§ Task prompt
Extract the text of every entry below exactly; leave images out.

[Items listed in a dataset]
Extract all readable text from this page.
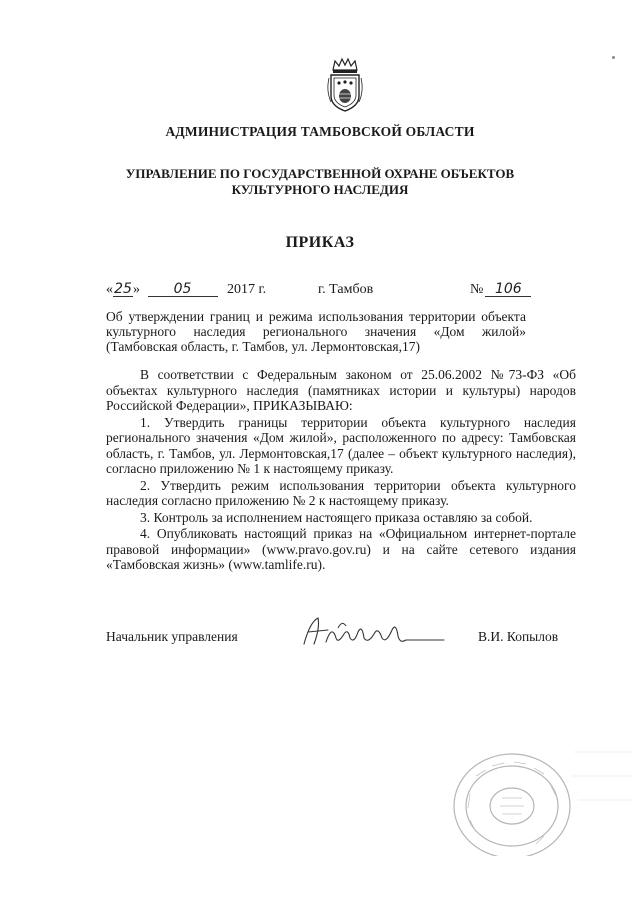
АДМИНИСТРАЦИЯ ТАМБОВСКОЙ ОБЛАСТИ
УПРАВЛЕНИЕ ПО ГОСУДАРСТВЕННОЙ ОХРАНЕ ОБЪЕКТОВ
КУЛЬТУРНОГО НАСЛЕДИЯ
ПРИКАЗ
«25» 05	2017 г.	г. Тамбов	№ 106
Об утверждении границ и режима использования территории объекта культурного наследия регионального значения «Дом жилой» (Тамбовская область, г. Тамбов, ул. Лермонтовская,17)

В соответствии с Федеральным законом от 25.06.2002 №73-ФЗ «Об объектах культурного наследия (памятниках истории и культуры) народов Российской Федерации», ПРИКАЗЫВАЮ:

1. Утвердить границы территории объекта культурного наследия регионального значения «Дом жилой», расположенного по адресу: Тамбовская область, г. Тамбов, ул. Лермонтовская,17 (далее – объект культурного наследия), согласно приложению № 1 к настоящему приказу.

2. Утвердить режим использования территории объекта культурного наследия согласно приложению № 2 к настоящему приказу.

3. Контроль за исполнением настоящего приказа оставляю за собой.

4. Опубликовать настоящий приказ на «Официальном интернет-портале правовой информации» (www.pravo.gov.ru) и на сайте сетевого издания «Тамбовская жизнь» (www.tamlife.ru).

Начальник управления	В.И. Копылов
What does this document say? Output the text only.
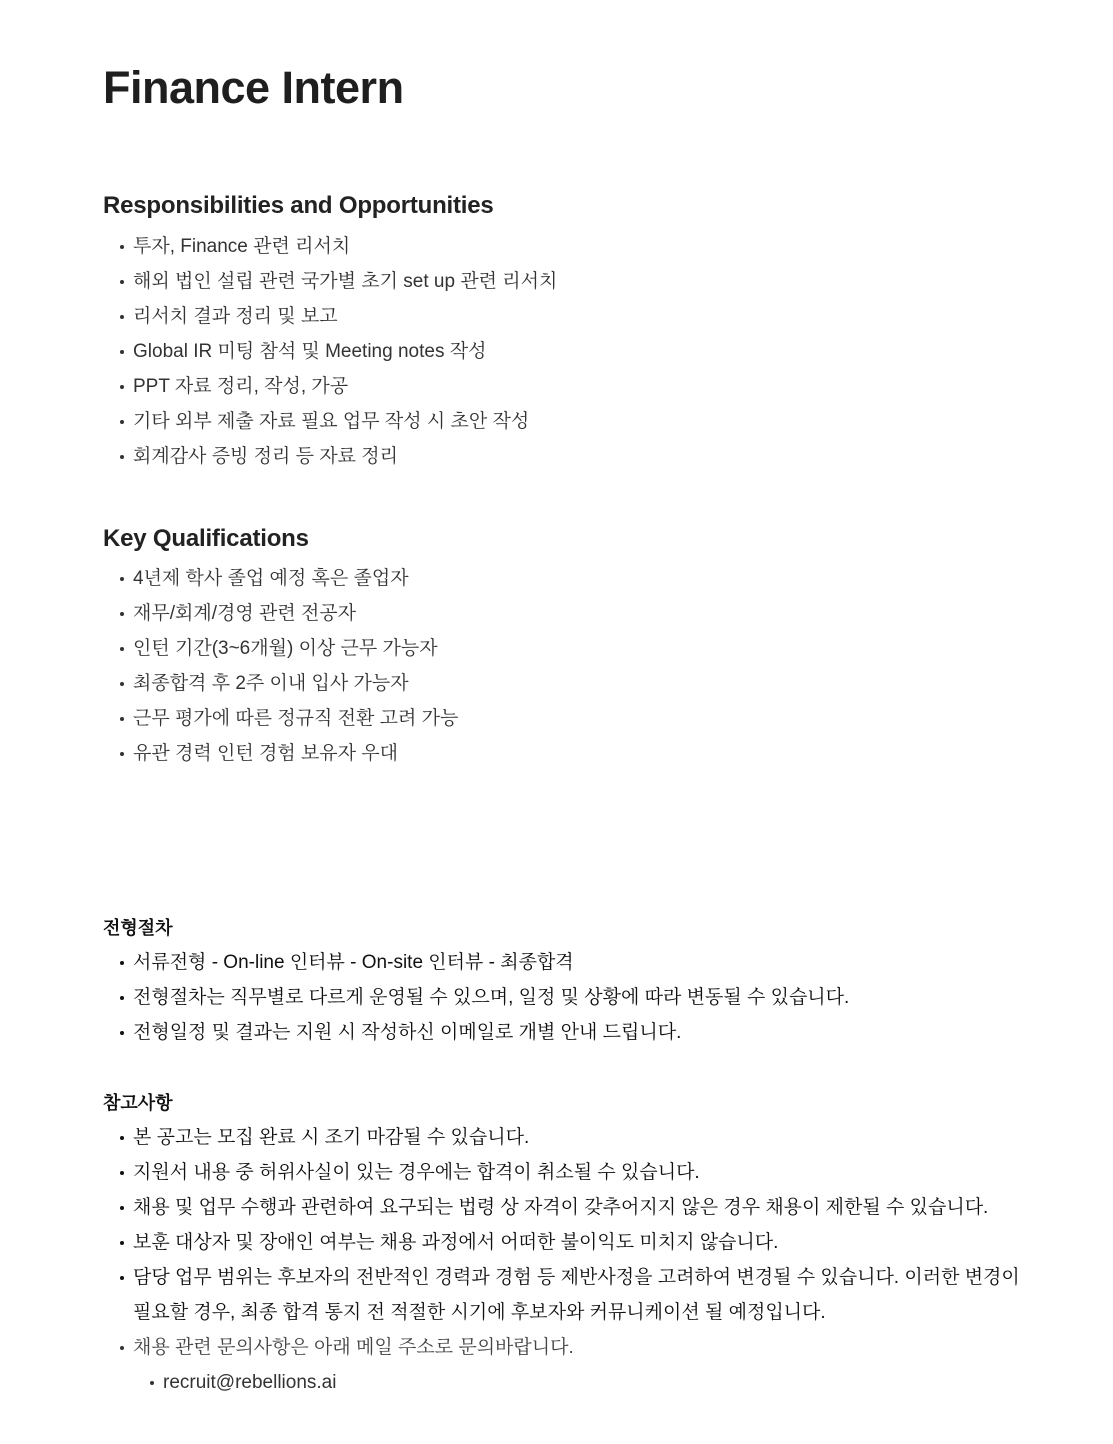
Finance Intern
Responsibilities and Opportunities
투자, Finance 관련 리서치
해외 법인 설립 관련 국가별 초기 set up 관련 리서치
리서치 결과 정리 및 보고
Global IR 미팅 참석 및 Meeting notes 작성
PPT 자료 정리, 작성, 가공
기타 외부 제출 자료 필요 업무 작성 시 초안 작성
회계감사 증빙 정리 등 자료 정리
Key Qualifications
4년제 학사 졸업 예정 혹은 졸업자
재무/회계/경영 관련 전공자
인턴 기간(3~6개월) 이상 근무 가능자
최종합격 후 2주 이내 입사 가능자
근무 평가에 따른 정규직 전환 고려 가능
유관 경력 인턴 경험 보유자 우대
전형절차
서류전형 - On-line 인터뷰 - On-site 인터뷰 - 최종합격
전형절차는 직무별로 다르게 운영될 수 있으며, 일정 및 상황에 따라 변동될 수 있습니다.
전형일정 및 결과는 지원 시 작성하신 이메일로 개별 안내 드립니다.
참고사항
본 공고는 모집 완료 시 조기 마감될 수 있습니다.
지원서 내용 중 허위사실이 있는 경우에는 합격이 취소될 수 있습니다.
채용 및 업무 수행과 관련하여 요구되는 법령 상 자격이 갖추어지지 않은 경우 채용이 제한될 수 있습니다.
보훈 대상자 및 장애인 여부는 채용 과정에서 어떠한 불이익도 미치지 않습니다.
담당 업무 범위는 후보자의 전반적인 경력과 경험 등 제반사정을 고려하여 변경될 수 있습니다. 이러한 변경이 필요할 경우, 최종 합격 통지 전 적절한 시기에 후보자와 커뮤니케이션 될 예정입니다.
채용 관련 문의사항은 아래 메일 주소로 문의바랍니다.
recruit@rebellions.ai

§ Written answer
Extract all readable text from this page.
АДМИНИСТРАЦИЯ ТАМБОВСКОЙ ОБЛАСТИ
УПРАВЛЕНИЕ ПО ГОСУДАРСТВЕННОЙ ОХРАНЕ ОБЪЕКТОВ
КУЛЬТУРНОГО НАСЛЕДИЯ
ПРИКАЗ
«25» 05	2017 г.	г. Тамбов	№ 106
Об утверждении границ и режима использования территории объекта культурного наследия регионального значения «Дом жилой» (Тамбовская область, г. Тамбов, ул. Лермонтовская,17)

В соответствии с Федеральным законом от 25.06.2002 №73-ФЗ «Об объектах культурного наследия (памятниках истории и культуры) народов Российской Федерации», ПРИКАЗЫВАЮ:

1. Утвердить границы территории объекта культурного наследия регионального значения «Дом жилой», расположенного по адресу: Тамбовская область, г. Тамбов, ул. Лермонтовская,17 (далее – объект культурного наследия), согласно приложению № 1 к настоящему приказу.

2. Утвердить режим использования территории объекта культурного наследия согласно приложению № 2 к настоящему приказу.

3. Контроль за исполнением настоящего приказа оставляю за собой.

4. Опубликовать настоящий приказ на «Официальном интернет-портале правовой информации» (www.pravo.gov.ru) и на сайте сетевого издания «Тамбовская жизнь» (www.tamlife.ru).

Начальник управления	В.И. Копылов
What does this document say? Output the text only.
Finance Intern
Responsibilities and Opportunities
투자, Finance 관련 리서치
해외 법인 설립 관련 국가별 초기 set up 관련 리서치
리서치 결과 정리 및 보고
Global IR 미팅 참석 및 Meeting notes 작성
PPT 자료 정리, 작성, 가공
기타 외부 제출 자료 필요 업무 작성 시 초안 작성
회계감사 증빙 정리 등 자료 정리
Key Qualifications
4년제 학사 졸업 예정 혹은 졸업자
재무/회계/경영 관련 전공자
인턴 기간(3~6개월) 이상 근무 가능자
최종합격 후 2주 이내 입사 가능자
근무 평가에 따른 정규직 전환 고려 가능
유관 경력 인턴 경험 보유자 우대
전형절차
서류전형 - On-line 인터뷰 - On-site 인터뷰 - 최종합격
전형절차는 직무별로 다르게 운영될 수 있으며, 일정 및 상황에 따라 변동될 수 있습니다.
전형일정 및 결과는 지원 시 작성하신 이메일로 개별 안내 드립니다.
참고사항
본 공고는 모집 완료 시 조기 마감될 수 있습니다.
지원서 내용 중 허위사실이 있는 경우에는 합격이 취소될 수 있습니다.
채용 및 업무 수행과 관련하여 요구되는 법령 상 자격이 갖추어지지 않은 경우 채용이 제한될 수 있습니다.
보훈 대상자 및 장애인 여부는 채용 과정에서 어떠한 불이익도 미치지 않습니다.
담당 업무 범위는 후보자의 전반적인 경력과 경험 등 제반사정을 고려하여 변경될 수 있습니다. 이러한 변경이 필요할 경우, 최종 합격 통지 전 적절한 시기에 후보자와 커뮤니케이션 될 예정입니다.
채용 관련 문의사항은 아래 메일 주소로 문의바랍니다.
recruit@rebellions.ai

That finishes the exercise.